>> Begin Given records

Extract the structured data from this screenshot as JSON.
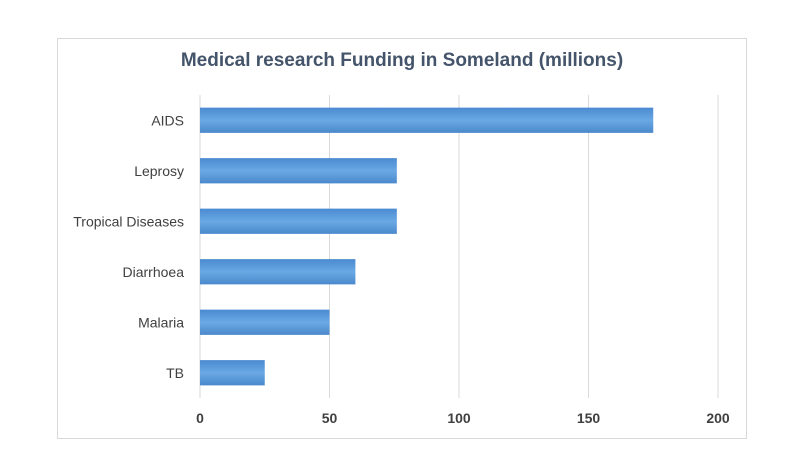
{
  "chart_data": {
    "type": "bar",
    "orientation": "horizontal",
    "title": "Medical research Funding in Someland (millions)",
    "categories": [
      "AIDS",
      "Leprosy",
      "Tropical Diseases",
      "Diarrhoea",
      "Malaria",
      "TB"
    ],
    "values": [
      175,
      76,
      76,
      60,
      50,
      25
    ],
    "xlim": [
      0,
      200
    ],
    "xticks": [
      0,
      50,
      100,
      150,
      200
    ],
    "xlabel": "",
    "ylabel": "",
    "grid": true,
    "bar_color": "#5b9bd5"
  }
}
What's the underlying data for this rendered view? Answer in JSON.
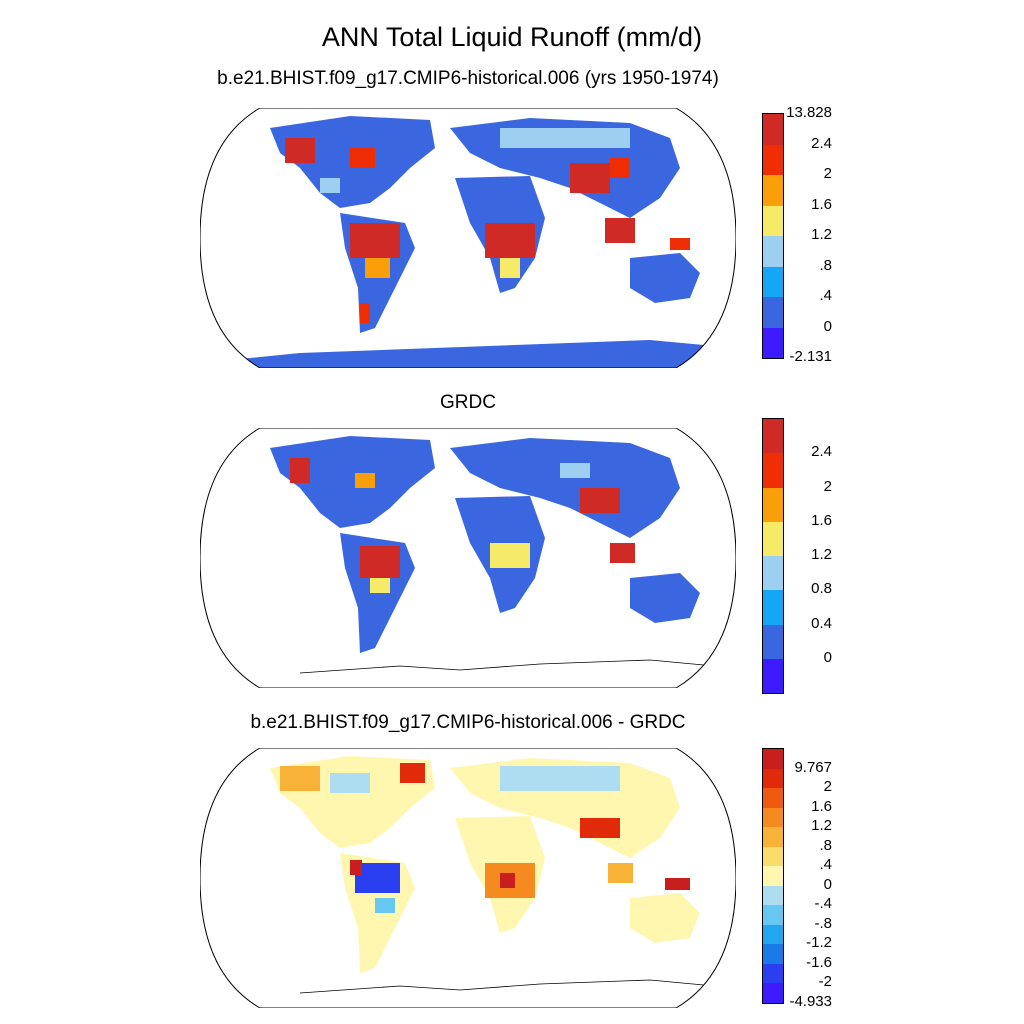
{
  "title": "ANN Total Liquid Runoff (mm/d)",
  "panels": [
    {
      "title": "b.e21.BHIST.f09_g17.CMIP6-historical.006 (yrs 1950-1974)",
      "colors": [
        "#3d1aff",
        "#3a66e0",
        "#15a6f5",
        "#9ccff0",
        "#f5eb68",
        "#fa9e09",
        "#ef2e05",
        "#cf2a26"
      ],
      "labels": [
        "-2.131",
        "0",
        ".4",
        ".8",
        "1.2",
        "1.6",
        "2",
        "2.4",
        "13.828"
      ]
    },
    {
      "title": "GRDC",
      "colors": [
        "#3d1aff",
        "#3a66e0",
        "#15a6f5",
        "#9ccff0",
        "#f5eb68",
        "#fa9e09",
        "#ef2e05",
        "#cf2a26"
      ],
      "labels": [
        "",
        "0",
        "0.4",
        "0.8",
        "1.2",
        "1.6",
        "2",
        "2.4",
        ""
      ]
    },
    {
      "title": "b.e21.BHIST.f09_g17.CMIP6-historical.006 - GRDC",
      "colors": [
        "#3d1aff",
        "#2a40f0",
        "#1a7ae8",
        "#22a6f0",
        "#66c8f2",
        "#aedcf0",
        "#fff7b0",
        "#fbdc6a",
        "#f7b237",
        "#f48a20",
        "#ee5a10",
        "#e02a0a",
        "#c81e1e"
      ],
      "labels": [
        "-4.933",
        "-2",
        "-1.6",
        "-1.2",
        "-.8",
        "-.4",
        "0",
        ".4",
        ".8",
        "1.2",
        "1.6",
        "2",
        "9.767"
      ]
    }
  ]
}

>> End Given records

Exercise instructions
In the records above, find each line holding "title" and copy it.

Task output
    "title": "Medical research Funding in Someland (millions)",
  "title": "ANN Total Liquid Runoff (mm/d)",
      "title": "b.e21.BHIST.f09_g17.CMIP6-historical.006 (yrs 1950-1974)",
      "title": "GRDC",
      "title": "b.e21.BHIST.f09_g17.CMIP6-historical.006 - GRDC",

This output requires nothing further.